begin SOURCE EXCERPT

I-League
- Season: 2011–12
- Champions: Dempo 3rd I-League title 5th Indian title
- Relegated: Chirag Club Kerala HAL
- AFC Cup: East Bengal Churchill Brothers
- Matches: 182
- Goals: 521 (2.86 per match)
- Top goalscorer: Ranti Martins (32 goals)
- Biggest home win: Dempo 5-0 Mohun Bagan
- Biggest away win: HAL 1-8 East Bengal
- Highest scoring: HAL 1-8 East Bengal
- Longest winning run: 7 games Dempo
- Longest unbeaten run: 7 games Dempo
- Longest losing run: 6 games Chirag United Kerala
- Highest attendance: 90,000 Mohun Bagan 1-0 East Bengal

= 2011–12 I-League =

5th season of the I-League

The 2011–12 I-League was the fifth season of the I-League. The season began in October 2011 and ended in May 2012. Salgaocar are the defending champions, having won their maiden title in the previous season.

end SOURCE EXCERPT
begin DATASET EXCERPTS

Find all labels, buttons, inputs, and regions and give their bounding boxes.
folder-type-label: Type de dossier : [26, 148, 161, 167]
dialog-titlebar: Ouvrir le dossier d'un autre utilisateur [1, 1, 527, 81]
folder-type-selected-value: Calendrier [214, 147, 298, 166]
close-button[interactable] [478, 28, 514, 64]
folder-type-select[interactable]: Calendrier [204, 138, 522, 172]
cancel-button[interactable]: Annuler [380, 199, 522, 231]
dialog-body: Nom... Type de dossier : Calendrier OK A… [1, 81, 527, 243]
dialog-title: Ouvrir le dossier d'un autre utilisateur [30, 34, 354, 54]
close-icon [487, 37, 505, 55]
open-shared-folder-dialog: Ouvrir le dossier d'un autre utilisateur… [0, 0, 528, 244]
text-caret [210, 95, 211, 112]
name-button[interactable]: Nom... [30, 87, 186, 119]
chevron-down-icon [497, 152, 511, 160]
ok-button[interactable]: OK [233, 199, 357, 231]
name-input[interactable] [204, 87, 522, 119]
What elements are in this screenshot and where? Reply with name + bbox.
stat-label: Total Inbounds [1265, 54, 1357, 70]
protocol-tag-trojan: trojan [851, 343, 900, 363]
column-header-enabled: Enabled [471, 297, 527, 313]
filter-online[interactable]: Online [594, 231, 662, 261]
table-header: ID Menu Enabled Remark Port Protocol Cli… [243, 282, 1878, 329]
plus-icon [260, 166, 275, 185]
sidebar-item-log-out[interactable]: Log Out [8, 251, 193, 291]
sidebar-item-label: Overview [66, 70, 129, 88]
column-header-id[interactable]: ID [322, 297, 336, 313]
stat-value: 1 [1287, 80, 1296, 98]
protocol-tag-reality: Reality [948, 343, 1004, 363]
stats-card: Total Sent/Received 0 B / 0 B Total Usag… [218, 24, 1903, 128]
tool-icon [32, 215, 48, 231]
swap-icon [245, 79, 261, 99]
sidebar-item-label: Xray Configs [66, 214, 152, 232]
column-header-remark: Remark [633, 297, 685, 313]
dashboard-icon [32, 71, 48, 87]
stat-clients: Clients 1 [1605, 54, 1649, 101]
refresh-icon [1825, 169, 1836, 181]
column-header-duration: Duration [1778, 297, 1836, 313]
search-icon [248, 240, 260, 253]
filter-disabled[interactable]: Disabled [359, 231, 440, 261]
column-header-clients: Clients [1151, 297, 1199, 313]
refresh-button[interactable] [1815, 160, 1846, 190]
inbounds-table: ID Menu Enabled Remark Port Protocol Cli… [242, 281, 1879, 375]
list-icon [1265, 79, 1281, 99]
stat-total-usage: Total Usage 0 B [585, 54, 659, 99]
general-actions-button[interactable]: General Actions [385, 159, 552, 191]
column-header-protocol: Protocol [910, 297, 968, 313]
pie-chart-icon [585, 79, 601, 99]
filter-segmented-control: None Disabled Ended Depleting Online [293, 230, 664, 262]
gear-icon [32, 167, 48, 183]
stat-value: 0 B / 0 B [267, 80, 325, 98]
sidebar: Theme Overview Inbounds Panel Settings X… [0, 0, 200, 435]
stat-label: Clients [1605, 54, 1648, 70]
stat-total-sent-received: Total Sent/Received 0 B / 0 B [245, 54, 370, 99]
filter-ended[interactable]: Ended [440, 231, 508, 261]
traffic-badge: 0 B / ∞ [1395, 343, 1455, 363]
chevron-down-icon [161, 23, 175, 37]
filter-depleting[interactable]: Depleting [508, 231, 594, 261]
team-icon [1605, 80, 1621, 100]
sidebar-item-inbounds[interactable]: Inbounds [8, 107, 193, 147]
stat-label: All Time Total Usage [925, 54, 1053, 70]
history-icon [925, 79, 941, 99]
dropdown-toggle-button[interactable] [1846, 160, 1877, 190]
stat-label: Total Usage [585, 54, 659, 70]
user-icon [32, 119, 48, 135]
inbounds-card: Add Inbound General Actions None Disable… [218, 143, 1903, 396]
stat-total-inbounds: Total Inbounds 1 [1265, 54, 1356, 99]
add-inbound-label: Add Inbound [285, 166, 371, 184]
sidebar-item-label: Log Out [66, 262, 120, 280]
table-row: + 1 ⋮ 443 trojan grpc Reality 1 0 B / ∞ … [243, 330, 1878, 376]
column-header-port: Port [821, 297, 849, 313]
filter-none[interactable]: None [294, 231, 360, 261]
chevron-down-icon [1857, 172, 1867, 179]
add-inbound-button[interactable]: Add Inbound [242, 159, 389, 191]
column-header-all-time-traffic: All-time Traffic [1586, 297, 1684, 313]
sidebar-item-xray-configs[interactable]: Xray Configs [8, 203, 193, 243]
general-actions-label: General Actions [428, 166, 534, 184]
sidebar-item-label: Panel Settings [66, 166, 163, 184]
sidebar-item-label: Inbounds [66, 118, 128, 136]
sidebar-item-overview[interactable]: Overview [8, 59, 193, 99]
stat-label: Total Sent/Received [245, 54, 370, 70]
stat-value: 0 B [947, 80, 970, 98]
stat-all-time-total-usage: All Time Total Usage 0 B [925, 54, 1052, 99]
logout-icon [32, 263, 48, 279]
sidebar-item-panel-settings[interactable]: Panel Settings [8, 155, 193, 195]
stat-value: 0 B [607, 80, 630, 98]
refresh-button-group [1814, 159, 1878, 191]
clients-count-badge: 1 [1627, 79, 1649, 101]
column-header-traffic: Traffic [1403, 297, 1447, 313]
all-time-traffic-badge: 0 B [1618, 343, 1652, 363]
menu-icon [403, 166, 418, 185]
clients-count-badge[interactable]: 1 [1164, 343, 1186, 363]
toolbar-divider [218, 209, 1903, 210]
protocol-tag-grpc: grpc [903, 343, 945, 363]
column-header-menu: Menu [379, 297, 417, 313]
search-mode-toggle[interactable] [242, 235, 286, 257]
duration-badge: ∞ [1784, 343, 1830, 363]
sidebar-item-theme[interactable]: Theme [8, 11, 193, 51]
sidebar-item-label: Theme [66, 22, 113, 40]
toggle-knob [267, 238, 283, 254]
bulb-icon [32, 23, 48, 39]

end DATASET EXCERPTS

▶ **WHAT TO DO**
Update the I-League season summary, beginning at the words "- Biggest home" and stopping after "the previous season.", so that "Biggest" is replaced by "Largest" wherever it occurs in that span.

▶ **EXERCISE RESPONSE**
- Largest home win: Dempo 5-0 Mohun Bagan
- Largest away win: HAL 1-8 East Bengal
- Highest scoring: HAL 1-8 East Bengal
- Longest winning run: 7 games Dempo
- Longest unbeaten run: 7 games Dempo
- Longest losing run: 6 games Chirag United Kerala
- Highest attendance: 90,000 Mohun Bagan 1-0 East Bengal

= 2011–12 I-League =

5th season of the I-League

The 2011–12 I-League was the fifth season of the I-League. The season began in October 2011 and ended in May 2012. Salgaocar are the defending champions, having won their maiden title in the previous season.